▶ [OBJECTIVE]: Give the total number of lines with the word "bold" in them, and no other words.

[Records from a data source]

-----

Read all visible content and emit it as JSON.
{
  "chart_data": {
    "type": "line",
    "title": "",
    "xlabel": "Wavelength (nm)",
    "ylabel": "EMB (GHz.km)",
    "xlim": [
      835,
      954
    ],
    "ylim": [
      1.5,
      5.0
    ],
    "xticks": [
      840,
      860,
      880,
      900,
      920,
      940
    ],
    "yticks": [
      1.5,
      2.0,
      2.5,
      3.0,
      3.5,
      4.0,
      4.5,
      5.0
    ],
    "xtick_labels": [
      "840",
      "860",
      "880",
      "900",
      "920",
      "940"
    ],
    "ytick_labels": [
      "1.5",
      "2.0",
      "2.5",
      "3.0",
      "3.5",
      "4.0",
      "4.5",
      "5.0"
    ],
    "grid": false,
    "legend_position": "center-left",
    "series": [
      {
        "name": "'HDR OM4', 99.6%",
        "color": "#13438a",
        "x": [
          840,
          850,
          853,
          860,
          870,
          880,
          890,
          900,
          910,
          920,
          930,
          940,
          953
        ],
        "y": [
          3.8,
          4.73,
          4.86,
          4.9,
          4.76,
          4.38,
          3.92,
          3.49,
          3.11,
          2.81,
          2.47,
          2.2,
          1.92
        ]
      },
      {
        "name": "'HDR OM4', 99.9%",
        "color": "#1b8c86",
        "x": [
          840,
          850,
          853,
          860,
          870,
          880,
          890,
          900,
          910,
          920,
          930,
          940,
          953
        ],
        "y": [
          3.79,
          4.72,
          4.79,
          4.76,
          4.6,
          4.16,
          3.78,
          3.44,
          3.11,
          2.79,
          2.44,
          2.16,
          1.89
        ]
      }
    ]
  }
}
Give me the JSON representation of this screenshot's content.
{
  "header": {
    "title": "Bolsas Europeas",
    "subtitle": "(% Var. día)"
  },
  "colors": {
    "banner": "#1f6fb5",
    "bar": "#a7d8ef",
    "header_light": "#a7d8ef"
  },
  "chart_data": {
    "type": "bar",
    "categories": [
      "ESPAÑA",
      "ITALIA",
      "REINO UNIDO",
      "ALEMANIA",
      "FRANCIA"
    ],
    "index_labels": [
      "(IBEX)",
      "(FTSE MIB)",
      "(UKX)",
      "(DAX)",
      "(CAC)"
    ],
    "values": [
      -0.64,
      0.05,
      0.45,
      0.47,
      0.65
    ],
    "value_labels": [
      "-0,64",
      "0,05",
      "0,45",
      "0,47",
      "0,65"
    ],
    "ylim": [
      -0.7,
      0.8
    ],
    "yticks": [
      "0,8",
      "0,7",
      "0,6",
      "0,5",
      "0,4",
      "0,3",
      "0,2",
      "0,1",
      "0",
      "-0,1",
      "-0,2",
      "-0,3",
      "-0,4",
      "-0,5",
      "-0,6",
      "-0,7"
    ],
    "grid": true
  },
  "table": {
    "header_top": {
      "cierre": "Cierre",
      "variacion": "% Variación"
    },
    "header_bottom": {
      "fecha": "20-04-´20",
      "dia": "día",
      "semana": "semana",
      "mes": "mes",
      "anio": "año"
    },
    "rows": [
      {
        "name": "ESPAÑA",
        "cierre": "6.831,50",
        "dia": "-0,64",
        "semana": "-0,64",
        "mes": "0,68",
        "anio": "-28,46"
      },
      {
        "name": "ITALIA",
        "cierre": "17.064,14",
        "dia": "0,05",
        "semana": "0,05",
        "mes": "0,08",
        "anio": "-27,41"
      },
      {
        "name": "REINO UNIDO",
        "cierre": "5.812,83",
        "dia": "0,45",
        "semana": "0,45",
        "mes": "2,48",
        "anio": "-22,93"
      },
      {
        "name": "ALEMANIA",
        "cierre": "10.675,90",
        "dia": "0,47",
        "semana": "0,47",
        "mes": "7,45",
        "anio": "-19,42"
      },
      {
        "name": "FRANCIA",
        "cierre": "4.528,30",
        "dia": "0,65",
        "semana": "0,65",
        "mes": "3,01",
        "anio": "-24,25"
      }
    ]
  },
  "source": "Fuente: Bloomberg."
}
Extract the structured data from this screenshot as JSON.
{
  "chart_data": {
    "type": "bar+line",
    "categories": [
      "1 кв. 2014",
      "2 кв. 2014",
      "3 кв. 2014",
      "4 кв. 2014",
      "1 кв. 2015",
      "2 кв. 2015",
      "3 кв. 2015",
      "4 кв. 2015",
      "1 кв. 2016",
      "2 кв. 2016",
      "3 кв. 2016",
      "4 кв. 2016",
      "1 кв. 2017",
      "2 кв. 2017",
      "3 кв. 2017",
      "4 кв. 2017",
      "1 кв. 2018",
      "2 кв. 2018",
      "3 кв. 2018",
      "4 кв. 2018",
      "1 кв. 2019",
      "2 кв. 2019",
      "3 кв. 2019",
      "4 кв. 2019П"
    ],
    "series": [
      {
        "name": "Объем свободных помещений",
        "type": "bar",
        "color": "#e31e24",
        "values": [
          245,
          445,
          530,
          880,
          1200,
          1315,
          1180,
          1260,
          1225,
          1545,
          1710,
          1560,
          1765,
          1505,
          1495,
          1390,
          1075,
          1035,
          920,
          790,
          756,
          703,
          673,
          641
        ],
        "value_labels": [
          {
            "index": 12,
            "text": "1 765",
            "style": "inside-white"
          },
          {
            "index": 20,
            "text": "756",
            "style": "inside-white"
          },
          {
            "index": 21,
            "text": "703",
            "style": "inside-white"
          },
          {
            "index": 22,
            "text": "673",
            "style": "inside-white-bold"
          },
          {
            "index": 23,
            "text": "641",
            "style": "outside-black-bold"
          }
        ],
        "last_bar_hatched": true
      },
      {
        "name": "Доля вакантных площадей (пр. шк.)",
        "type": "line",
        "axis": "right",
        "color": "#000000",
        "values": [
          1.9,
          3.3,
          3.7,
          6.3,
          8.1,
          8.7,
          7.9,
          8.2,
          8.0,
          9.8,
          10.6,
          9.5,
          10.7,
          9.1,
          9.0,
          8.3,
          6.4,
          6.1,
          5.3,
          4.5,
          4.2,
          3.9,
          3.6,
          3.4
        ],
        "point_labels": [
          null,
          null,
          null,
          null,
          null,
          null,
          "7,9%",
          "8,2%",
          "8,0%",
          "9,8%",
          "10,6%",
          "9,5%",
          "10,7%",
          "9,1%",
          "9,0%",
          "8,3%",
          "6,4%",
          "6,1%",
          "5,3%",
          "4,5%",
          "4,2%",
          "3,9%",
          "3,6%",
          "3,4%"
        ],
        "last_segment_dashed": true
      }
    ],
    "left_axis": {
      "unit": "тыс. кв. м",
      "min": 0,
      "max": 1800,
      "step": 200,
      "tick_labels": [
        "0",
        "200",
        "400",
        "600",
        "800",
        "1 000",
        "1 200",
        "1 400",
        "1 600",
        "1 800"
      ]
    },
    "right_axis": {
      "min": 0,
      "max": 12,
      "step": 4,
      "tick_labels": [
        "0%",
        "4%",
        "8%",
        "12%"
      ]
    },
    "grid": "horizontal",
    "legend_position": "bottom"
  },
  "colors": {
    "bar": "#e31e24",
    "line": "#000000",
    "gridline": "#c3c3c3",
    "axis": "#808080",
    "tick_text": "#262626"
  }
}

-----

▶ [FINAL ANSWER]: 2